> [INSTRUCTIONS]:
- a) In the forum thread about parsing a status byte and a 24-bit integer with construct, what kind of type does the answer say construct lacks?
- b) Continue the forum thread about parsing a status byte and a 24-bit integer with construct from where it stops.

──────── DOCUMENT SEGMENT

4

I am using this nice little package "construct" for binary data parsing. However, I ran into a case where the format is defined as:

31     24 23              0
+-------------------------+
| status |  an int number |
+-------------------------+

Basically, the higher 8 bits are used for status, and 3 bytes left for integer: an int type with higher bits masked off. I am a bit lost on what is the proper way of defining the format:

  • The brute force way is to define it as ULInt32 and do bit masking myself
  • Is there anyway I can use BitStruct to save the trouble?

Edit

Assuming Little Endian and based on jterrace's example and swapped=True suggestion, I think this is what will work in my case:

sample = "\xff\x01\x01\x01"
c = BitStruct("foo", BitField("i", 24, swapped=True), BitField("status", 8))
c.parse(sample)
Container({'i': 66047, 'status': 1})

Thanks

Oliver

Oliver
  • 3,592
  • 8
  • 34
  • 37
  • 1
    What is wrong with using integer operations for a format defined on low-level integers? `val >> 24` and `val & 0xfff` are pretty well readable. – Has QUIT--Anony-Mousse Feb 02 '12 at 21:15
  • @Anony-Mousse I'm guessing it's not that simple. This might be inside of a struct or an array, and he's already using construct to parse out those datastructures. – jterrace Feb 02 '12 at 21:39

2 Answers2

2

This would be easy if construct contained Int24 types, but it doesn't. Instead, you can specify the bit lengths yourself like this:

>>> from construct import BitStruct, BitField
>>> sample = "\xff\x01\x01\x01"
>>> c = BitStruct("foo", BitField("status", 8), BitField("i", 24))
>>> c.parse(sample)
Container({'status': 255, 'i': 65793})

────────────────
──────── PROVIDED INFORMATION

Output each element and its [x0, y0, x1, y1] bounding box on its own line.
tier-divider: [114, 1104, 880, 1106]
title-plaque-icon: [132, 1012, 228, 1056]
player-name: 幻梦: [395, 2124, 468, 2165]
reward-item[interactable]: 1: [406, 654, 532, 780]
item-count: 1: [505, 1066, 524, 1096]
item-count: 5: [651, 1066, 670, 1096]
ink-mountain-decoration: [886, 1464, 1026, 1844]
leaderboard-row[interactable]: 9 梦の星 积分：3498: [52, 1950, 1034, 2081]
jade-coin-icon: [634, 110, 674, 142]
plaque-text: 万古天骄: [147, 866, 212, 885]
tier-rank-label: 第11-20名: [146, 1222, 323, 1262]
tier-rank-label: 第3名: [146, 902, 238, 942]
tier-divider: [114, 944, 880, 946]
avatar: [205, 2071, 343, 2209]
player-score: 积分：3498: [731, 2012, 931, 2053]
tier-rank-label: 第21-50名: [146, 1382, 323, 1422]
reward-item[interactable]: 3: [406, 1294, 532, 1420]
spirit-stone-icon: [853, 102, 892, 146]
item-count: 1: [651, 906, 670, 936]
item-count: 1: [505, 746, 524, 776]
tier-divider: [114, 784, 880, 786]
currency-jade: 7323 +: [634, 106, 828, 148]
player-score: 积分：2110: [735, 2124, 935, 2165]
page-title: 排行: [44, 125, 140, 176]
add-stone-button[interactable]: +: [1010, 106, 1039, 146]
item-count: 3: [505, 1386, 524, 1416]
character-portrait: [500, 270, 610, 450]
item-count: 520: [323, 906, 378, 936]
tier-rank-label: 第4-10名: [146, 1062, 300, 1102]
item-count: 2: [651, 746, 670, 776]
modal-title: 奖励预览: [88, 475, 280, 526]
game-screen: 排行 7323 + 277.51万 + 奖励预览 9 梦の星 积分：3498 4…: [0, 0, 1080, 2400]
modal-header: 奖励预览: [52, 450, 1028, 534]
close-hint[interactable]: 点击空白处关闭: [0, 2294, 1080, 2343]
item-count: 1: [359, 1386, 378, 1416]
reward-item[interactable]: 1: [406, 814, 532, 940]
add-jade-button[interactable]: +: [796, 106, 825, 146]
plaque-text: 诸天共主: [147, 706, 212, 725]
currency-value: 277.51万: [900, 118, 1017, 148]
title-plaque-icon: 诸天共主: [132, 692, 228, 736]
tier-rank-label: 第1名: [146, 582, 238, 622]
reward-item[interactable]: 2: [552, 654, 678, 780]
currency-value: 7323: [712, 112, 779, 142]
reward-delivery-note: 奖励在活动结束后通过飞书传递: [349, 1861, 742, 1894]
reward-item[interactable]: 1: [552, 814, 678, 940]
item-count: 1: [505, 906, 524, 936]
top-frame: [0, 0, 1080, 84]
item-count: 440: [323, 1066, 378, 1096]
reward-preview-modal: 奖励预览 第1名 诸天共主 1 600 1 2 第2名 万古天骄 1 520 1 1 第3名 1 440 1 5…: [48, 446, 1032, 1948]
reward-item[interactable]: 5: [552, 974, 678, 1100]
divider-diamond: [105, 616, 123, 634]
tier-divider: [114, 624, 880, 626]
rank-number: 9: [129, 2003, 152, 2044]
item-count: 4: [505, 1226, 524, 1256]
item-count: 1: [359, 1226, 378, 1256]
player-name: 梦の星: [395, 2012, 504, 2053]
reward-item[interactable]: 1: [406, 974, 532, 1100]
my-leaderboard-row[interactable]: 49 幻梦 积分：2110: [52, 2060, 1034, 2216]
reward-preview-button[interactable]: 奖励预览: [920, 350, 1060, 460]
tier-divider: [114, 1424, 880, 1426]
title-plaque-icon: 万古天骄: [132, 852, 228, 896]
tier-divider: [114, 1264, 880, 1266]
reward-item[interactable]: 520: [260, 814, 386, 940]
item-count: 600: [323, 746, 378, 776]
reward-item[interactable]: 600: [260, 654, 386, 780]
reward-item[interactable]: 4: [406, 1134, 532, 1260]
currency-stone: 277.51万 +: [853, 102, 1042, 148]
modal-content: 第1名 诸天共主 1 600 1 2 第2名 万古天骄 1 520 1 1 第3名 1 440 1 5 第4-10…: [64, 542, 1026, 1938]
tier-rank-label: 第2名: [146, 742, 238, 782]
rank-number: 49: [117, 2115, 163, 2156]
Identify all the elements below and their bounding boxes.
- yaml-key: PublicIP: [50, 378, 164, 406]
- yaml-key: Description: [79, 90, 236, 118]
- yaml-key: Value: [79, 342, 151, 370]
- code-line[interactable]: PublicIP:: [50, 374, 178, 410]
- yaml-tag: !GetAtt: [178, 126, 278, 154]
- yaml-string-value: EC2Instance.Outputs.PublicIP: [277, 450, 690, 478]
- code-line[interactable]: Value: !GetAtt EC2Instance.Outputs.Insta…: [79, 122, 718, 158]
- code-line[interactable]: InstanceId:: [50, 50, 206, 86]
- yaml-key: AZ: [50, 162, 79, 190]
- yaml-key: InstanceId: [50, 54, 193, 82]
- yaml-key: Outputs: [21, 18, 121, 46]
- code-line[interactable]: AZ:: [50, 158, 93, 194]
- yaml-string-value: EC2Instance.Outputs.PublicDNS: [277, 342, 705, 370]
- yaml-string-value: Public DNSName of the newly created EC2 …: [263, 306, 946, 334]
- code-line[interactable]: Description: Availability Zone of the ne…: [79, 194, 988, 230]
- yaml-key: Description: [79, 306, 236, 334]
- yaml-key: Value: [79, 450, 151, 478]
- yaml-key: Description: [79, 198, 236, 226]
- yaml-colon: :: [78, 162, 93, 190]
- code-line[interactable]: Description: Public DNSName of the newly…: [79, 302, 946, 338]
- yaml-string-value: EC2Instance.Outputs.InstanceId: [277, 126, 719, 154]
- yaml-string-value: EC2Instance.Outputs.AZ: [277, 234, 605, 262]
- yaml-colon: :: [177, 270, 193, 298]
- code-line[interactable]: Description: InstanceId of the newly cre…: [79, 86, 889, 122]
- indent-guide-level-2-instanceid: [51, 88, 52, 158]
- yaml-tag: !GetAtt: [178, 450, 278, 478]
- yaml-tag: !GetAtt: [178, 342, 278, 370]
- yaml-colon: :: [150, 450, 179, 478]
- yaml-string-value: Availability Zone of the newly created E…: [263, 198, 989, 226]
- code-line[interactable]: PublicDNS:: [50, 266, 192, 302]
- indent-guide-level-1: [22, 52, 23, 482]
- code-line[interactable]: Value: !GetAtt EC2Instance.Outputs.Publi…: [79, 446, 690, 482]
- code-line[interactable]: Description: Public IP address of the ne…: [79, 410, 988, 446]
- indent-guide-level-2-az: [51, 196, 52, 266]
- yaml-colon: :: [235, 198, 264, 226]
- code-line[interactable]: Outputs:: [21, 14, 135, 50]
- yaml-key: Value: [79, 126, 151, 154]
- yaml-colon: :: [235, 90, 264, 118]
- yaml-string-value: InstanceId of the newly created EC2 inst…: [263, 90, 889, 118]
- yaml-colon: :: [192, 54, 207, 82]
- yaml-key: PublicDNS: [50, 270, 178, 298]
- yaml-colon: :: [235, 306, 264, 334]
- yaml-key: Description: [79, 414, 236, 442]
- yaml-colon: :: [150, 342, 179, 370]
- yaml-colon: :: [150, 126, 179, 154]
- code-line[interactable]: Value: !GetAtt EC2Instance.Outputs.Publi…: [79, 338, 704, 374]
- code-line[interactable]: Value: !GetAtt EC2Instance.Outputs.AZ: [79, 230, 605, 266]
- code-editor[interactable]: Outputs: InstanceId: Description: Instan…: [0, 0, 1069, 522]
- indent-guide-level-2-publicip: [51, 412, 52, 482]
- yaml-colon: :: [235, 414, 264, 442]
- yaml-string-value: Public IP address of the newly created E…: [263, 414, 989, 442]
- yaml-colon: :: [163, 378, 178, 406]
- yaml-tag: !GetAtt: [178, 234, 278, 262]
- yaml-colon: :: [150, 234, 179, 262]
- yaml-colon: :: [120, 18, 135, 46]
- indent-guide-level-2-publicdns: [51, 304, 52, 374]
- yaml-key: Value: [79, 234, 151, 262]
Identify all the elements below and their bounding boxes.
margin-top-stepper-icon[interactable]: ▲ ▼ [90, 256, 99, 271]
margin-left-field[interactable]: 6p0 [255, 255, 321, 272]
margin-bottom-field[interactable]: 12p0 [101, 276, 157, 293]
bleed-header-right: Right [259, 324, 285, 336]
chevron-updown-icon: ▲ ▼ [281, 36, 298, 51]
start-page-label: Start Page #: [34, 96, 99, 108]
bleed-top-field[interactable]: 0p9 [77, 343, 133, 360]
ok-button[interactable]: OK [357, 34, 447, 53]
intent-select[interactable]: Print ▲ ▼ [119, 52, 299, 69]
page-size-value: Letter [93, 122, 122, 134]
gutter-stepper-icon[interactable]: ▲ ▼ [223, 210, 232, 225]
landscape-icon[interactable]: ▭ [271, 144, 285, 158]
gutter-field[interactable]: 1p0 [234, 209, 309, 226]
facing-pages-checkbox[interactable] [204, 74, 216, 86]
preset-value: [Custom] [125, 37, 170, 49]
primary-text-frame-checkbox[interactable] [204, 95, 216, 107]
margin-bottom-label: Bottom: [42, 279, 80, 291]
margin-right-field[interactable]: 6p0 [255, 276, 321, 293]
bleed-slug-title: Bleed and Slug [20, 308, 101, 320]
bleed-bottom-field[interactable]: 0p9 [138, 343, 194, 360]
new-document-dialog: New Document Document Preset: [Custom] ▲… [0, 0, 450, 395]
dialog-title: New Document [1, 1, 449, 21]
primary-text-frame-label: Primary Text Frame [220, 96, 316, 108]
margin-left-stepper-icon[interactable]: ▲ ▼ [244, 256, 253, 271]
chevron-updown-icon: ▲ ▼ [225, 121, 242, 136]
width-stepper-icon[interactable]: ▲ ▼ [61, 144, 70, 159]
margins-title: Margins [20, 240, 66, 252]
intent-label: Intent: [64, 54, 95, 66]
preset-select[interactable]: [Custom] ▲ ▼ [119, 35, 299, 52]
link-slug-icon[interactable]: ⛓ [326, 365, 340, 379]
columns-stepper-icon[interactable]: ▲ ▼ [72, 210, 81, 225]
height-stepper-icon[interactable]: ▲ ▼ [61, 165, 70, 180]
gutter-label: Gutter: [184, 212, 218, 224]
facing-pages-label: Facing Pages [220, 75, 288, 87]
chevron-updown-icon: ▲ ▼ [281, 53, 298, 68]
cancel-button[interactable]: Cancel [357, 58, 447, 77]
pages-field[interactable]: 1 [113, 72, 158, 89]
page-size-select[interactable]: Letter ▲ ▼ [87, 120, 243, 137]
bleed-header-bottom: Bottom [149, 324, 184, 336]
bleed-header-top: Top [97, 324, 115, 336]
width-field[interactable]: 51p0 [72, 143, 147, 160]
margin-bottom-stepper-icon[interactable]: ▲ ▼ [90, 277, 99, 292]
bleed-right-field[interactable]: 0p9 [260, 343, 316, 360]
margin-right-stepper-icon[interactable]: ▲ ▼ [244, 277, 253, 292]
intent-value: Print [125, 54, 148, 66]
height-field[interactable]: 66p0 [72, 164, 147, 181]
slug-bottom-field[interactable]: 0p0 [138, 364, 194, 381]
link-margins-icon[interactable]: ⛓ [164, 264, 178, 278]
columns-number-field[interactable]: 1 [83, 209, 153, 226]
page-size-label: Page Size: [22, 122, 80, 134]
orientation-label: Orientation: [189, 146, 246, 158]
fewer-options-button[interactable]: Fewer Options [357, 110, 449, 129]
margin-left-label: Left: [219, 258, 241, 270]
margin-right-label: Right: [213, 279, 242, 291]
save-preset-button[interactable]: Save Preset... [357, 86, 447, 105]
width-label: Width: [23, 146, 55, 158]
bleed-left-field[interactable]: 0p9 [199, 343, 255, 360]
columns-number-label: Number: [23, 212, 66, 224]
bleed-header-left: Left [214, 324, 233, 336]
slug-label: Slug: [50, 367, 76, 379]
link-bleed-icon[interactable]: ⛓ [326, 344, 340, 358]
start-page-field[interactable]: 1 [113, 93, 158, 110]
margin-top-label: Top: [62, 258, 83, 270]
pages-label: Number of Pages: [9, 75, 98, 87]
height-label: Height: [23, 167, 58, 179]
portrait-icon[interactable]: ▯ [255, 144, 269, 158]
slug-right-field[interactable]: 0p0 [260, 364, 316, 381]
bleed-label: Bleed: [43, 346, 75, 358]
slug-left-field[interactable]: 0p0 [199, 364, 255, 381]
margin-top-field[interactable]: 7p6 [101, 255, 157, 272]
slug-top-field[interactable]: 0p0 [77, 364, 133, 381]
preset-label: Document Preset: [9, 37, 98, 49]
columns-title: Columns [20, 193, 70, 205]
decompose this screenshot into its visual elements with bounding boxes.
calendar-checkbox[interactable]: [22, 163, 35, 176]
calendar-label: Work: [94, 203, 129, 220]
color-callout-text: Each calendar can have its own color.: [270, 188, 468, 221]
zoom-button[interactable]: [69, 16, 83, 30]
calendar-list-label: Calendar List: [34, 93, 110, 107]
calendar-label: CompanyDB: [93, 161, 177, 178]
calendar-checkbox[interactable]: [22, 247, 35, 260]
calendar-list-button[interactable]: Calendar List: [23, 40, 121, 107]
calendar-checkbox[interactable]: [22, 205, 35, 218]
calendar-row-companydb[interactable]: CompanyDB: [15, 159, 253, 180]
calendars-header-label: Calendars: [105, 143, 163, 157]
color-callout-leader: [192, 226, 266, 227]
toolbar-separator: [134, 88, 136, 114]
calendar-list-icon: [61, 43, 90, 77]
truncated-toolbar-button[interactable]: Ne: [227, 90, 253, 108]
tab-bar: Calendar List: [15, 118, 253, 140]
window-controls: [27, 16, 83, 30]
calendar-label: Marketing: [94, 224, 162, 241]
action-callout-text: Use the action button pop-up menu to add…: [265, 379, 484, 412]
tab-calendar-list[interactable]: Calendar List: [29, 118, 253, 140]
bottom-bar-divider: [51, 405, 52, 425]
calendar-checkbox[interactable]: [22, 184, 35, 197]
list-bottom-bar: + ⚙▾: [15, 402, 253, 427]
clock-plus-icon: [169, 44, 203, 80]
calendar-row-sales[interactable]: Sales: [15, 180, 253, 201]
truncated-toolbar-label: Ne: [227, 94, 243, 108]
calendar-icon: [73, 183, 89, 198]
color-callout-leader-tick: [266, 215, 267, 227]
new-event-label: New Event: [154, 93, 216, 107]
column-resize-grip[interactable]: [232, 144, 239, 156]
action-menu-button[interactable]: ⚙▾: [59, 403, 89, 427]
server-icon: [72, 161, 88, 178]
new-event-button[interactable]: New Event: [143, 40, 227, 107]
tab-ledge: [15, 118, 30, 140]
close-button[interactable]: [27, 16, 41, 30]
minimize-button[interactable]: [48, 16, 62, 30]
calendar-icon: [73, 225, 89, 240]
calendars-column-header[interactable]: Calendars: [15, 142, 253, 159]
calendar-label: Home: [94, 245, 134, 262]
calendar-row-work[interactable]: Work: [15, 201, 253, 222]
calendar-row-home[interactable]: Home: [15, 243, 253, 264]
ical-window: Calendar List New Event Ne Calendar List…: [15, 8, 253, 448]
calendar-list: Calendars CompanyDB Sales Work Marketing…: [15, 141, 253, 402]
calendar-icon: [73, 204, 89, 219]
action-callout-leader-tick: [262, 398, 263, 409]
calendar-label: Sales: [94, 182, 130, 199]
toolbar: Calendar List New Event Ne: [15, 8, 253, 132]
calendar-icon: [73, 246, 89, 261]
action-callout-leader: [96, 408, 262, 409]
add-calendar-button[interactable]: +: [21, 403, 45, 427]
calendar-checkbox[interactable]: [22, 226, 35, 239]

────────────────

> [ANSWERS BELOW]:
- a) Int24 types.

- b)
Note: The value \x01\x01\x01 is 65536 + 256 + 1 = 65793

jterrace
  • 64,866
  • 22
  • 157
  • 202
  • I think I am confused somewhere on the bit order: when you write "\xff\x01\x01\x01", is \xff the high byte? [24-32)? For some reason, I always thought this should be 24-bit, 8-bit in that order. However, since both answers defined that way ... I am thinking I got it backward, can you clarify? thanks – Oliver Feb 03 '12 at 03:02
  • @Oliver it depends whether it's big-endian or little-endian. What format is your data in? Can you give an example of one of your byte strings? – jterrace Feb 03 '12 at 03:08
  • I know I am using little endian for sure, but I don't have a specific byte string as example. I did a few test, \xff seems belong to bit 0-7. – Oliver Feb 03 '12 at 03:17
  • @Oliver Just switch the positions in BitStruct if necessary, and you might need to pass ``swapped=True`` to ``BitField`` constructor to reverse the endianness. – jterrace Feb 03 '12 at 03:32
0
BitStruct("foo",
          BitField("status", 8),
          BitField("number", 24))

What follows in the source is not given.